▶ [Prompt]:
Pictures in the records should not be copied, but every other part must be repeated exactly.

>> Start Rows

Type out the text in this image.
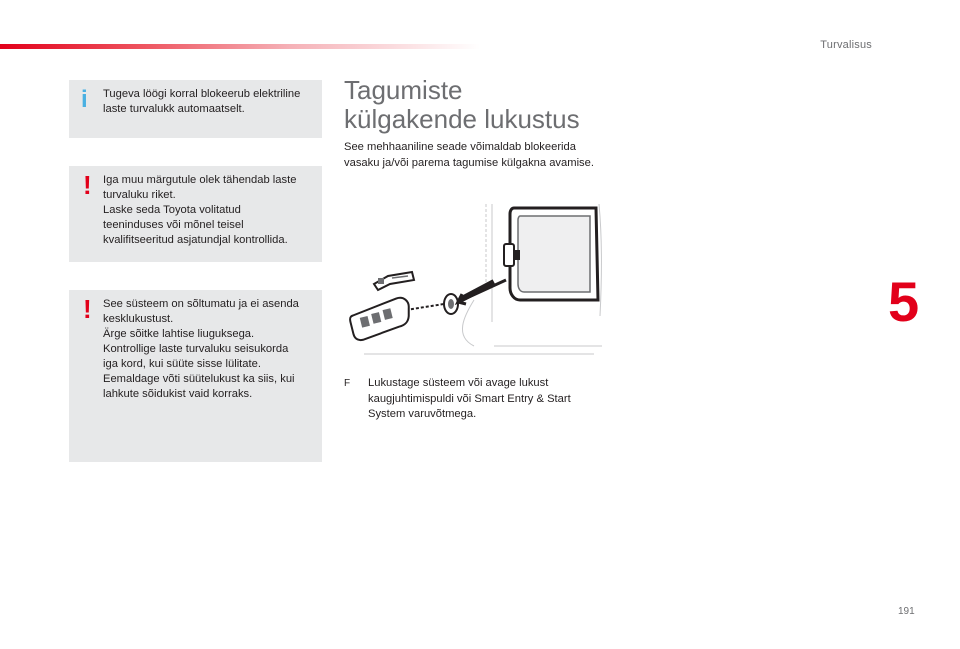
Turvalisus
5
191
i Tugeva löögi korral blokeerub elektriline
laste turvalukk automaatselt.
! Iga muu märgutule olek tähendab laste
turvaluku riket.
Laske seda Toyota volitatud
teeninduses või mõnel teisel
kvalifitseeritud asjatundjal kontrollida.
! See süsteem on sõltumatu ja ei asenda
kesklukustust.
Ärge sõitke lahtise liuguksega.
Kontrollige laste turvaluku seisukorda
iga kord, kui süüte sisse lülitate.
Eemaldage võti süütelukust ka siis, kui
lahkute sõidukist vaid korraks.
Tagumiste
külgakende lukustus
See mehhaaniline seade võimaldab blokeerida vasaku ja/või parema tagumise külgakna avamise.
F Lukustage süsteem või avage lukust kaugjuhtimispuldi või Smart Entry & Start System varuvõtmega.
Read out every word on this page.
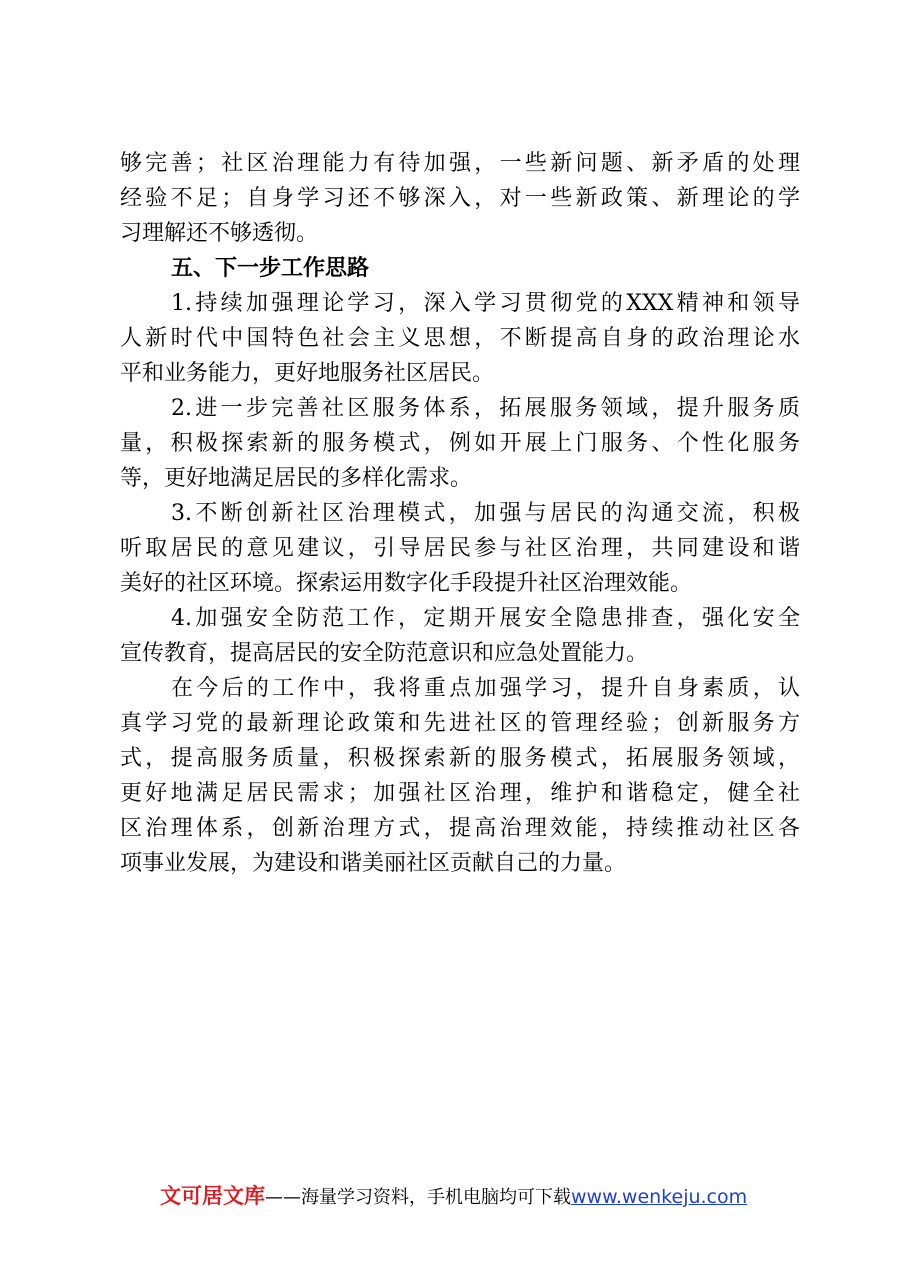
够完善；社区治理能力有待加强，一些新问题、新矛盾的处理
经验不足；自身学习还不够深入，对一些新政策、新理论的学
习理解还不够透彻。
五、下一步工作思路
1.持续加强理论学习，深入学习贯彻党的XXX精神和领导
人新时代中国特色社会主义思想，不断提高自身的政治理论水
平和业务能力，更好地服务社区居民。
2.进一步完善社区服务体系，拓展服务领域，提升服务质
量，积极探索新的服务模式，例如开展上门服务、个性化服务
等，更好地满足居民的多样化需求。
3.不断创新社区治理模式，加强与居民的沟通交流，积极
听取居民的意见建议，引导居民参与社区治理，共同建设和谐
美好的社区环境。探索运用数字化手段提升社区治理效能。
4.加强安全防范工作，定期开展安全隐患排查，强化安全
宣传教育，提高居民的安全防范意识和应急处置能力。
在今后的工作中，我将重点加强学习，提升自身素质，认
真学习党的最新理论政策和先进社区的管理经验；创新服务方
式，提高服务质量，积极探索新的服务模式，拓展服务领域，
更好地满足居民需求；加强社区治理，维护和谐稳定，健全社
区治理体系，创新治理方式，提高治理效能，持续推动社区各
项事业发展，为建设和谐美丽社区贡献自己的力量。
文可居文库——海量学习资料，手机电脑均可下载www.wenkeju.com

>> End Rows

▶ [Problem solution]:
Type out the text in this image.
Turvalisus
5
191
i Tugeva löögi korral blokeerub elektriline
laste turvalukk automaatselt.
! Iga muu märgutule olek tähendab laste
turvaluku riket.
Laske seda Toyota volitatud
teeninduses või mõnel teisel
kvalifitseeritud asjatundjal kontrollida.
! See süsteem on sõltumatu ja ei asenda
kesklukustust.
Ärge sõitke lahtise liuguksega.
Kontrollige laste turvaluku seisukorda
iga kord, kui süüte sisse lülitate.
Eemaldage võti süütelukust ka siis, kui
lahkute sõidukist vaid korraks.
Tagumiste
külgakende lukustus
See mehhaaniline seade võimaldab blokeerida vasaku ja/või parema tagumise külgakna avamise.
F Lukustage süsteem või avage lukust kaugjuhtimispuldi või Smart Entry & Start System varuvõtmega.
Read out every word on this page.
够完善；社区治理能力有待加强，一些新问题、新矛盾的处理
经验不足；自身学习还不够深入，对一些新政策、新理论的学
习理解还不够透彻。
五、下一步工作思路
1.持续加强理论学习，深入学习贯彻党的XXX精神和领导
人新时代中国特色社会主义思想，不断提高自身的政治理论水
平和业务能力，更好地服务社区居民。
2.进一步完善社区服务体系，拓展服务领域，提升服务质
量，积极探索新的服务模式，例如开展上门服务、个性化服务
等，更好地满足居民的多样化需求。
3.不断创新社区治理模式，加强与居民的沟通交流，积极
听取居民的意见建议，引导居民参与社区治理，共同建设和谐
美好的社区环境。探索运用数字化手段提升社区治理效能。
4.加强安全防范工作，定期开展安全隐患排查，强化安全
宣传教育，提高居民的安全防范意识和应急处置能力。
在今后的工作中，我将重点加强学习，提升自身素质，认
真学习党的最新理论政策和先进社区的管理经验；创新服务方
式，提高服务质量，积极探索新的服务模式，拓展服务领域，
更好地满足居民需求；加强社区治理，维护和谐稳定，健全社
区治理体系，创新治理方式，提高治理效能，持续推动社区各
项事业发展，为建设和谐美丽社区贡献自己的力量。
文可居文库——海量学习资料，手机电脑均可下载www.wenkeju.com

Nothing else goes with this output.